======== DATA PROVIDED ========

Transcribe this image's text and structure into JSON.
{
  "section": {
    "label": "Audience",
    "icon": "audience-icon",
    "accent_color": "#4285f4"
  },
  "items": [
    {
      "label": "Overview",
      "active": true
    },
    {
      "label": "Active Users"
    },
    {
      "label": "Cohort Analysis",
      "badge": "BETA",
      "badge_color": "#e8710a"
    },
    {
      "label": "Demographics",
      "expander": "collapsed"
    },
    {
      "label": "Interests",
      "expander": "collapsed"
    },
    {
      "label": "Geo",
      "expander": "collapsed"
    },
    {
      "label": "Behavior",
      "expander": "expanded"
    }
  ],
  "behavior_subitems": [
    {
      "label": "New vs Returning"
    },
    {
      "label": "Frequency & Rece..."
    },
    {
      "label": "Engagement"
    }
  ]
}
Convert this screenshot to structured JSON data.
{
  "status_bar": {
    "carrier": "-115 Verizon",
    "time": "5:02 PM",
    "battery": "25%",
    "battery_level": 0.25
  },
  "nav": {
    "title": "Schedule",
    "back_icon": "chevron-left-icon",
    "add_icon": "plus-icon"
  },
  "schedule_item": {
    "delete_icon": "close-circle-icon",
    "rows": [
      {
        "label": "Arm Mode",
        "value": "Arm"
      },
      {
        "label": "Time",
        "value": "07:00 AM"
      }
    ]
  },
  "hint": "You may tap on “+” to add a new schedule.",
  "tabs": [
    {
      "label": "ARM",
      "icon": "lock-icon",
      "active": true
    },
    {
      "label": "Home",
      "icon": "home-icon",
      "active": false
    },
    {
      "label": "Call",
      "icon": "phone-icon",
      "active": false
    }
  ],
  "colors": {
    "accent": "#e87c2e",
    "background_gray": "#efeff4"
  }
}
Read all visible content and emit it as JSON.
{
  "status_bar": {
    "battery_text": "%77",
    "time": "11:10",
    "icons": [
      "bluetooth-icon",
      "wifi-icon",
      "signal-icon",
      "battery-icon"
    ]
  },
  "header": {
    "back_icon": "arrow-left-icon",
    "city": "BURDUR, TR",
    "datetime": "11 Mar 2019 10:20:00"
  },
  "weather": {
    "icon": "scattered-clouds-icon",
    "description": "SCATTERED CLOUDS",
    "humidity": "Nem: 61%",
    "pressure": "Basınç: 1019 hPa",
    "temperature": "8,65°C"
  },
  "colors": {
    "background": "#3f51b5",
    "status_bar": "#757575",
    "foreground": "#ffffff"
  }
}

========

* TASK TO COMPLETE *
Write down all the entries again without a single difference.

* TASK RESULT *
Transcribe this image's text and structure into JSON.
{
  "section": {
    "label": "Audience",
    "icon": "audience-icon",
    "accent_color": "#4285f4"
  },
  "items": [
    {
      "label": "Overview",
      "active": true
    },
    {
      "label": "Active Users"
    },
    {
      "label": "Cohort Analysis",
      "badge": "BETA",
      "badge_color": "#e8710a"
    },
    {
      "label": "Demographics",
      "expander": "collapsed"
    },
    {
      "label": "Interests",
      "expander": "collapsed"
    },
    {
      "label": "Geo",
      "expander": "collapsed"
    },
    {
      "label": "Behavior",
      "expander": "expanded"
    }
  ],
  "behavior_subitems": [
    {
      "label": "New vs Returning"
    },
    {
      "label": "Frequency & Rece..."
    },
    {
      "label": "Engagement"
    }
  ]
}
Convert this screenshot to structured JSON data.
{
  "status_bar": {
    "carrier": "-115 Verizon",
    "time": "5:02 PM",
    "battery": "25%",
    "battery_level": 0.25
  },
  "nav": {
    "title": "Schedule",
    "back_icon": "chevron-left-icon",
    "add_icon": "plus-icon"
  },
  "schedule_item": {
    "delete_icon": "close-circle-icon",
    "rows": [
      {
        "label": "Arm Mode",
        "value": "Arm"
      },
      {
        "label": "Time",
        "value": "07:00 AM"
      }
    ]
  },
  "hint": "You may tap on “+” to add a new schedule.",
  "tabs": [
    {
      "label": "ARM",
      "icon": "lock-icon",
      "active": true
    },
    {
      "label": "Home",
      "icon": "home-icon",
      "active": false
    },
    {
      "label": "Call",
      "icon": "phone-icon",
      "active": false
    }
  ],
  "colors": {
    "accent": "#e87c2e",
    "background_gray": "#efeff4"
  }
}
Read all visible content and emit it as JSON.
{
  "status_bar": {
    "battery_text": "%77",
    "time": "11:10",
    "icons": [
      "bluetooth-icon",
      "wifi-icon",
      "signal-icon",
      "battery-icon"
    ]
  },
  "header": {
    "back_icon": "arrow-left-icon",
    "city": "BURDUR, TR",
    "datetime": "11 Mar 2019 10:20:00"
  },
  "weather": {
    "icon": "scattered-clouds-icon",
    "description": "SCATTERED CLOUDS",
    "humidity": "Nem: 61%",
    "pressure": "Basınç: 1019 hPa",
    "temperature": "8,65°C"
  },
  "colors": {
    "background": "#3f51b5",
    "status_bar": "#757575",
    "foreground": "#ffffff"
  }
}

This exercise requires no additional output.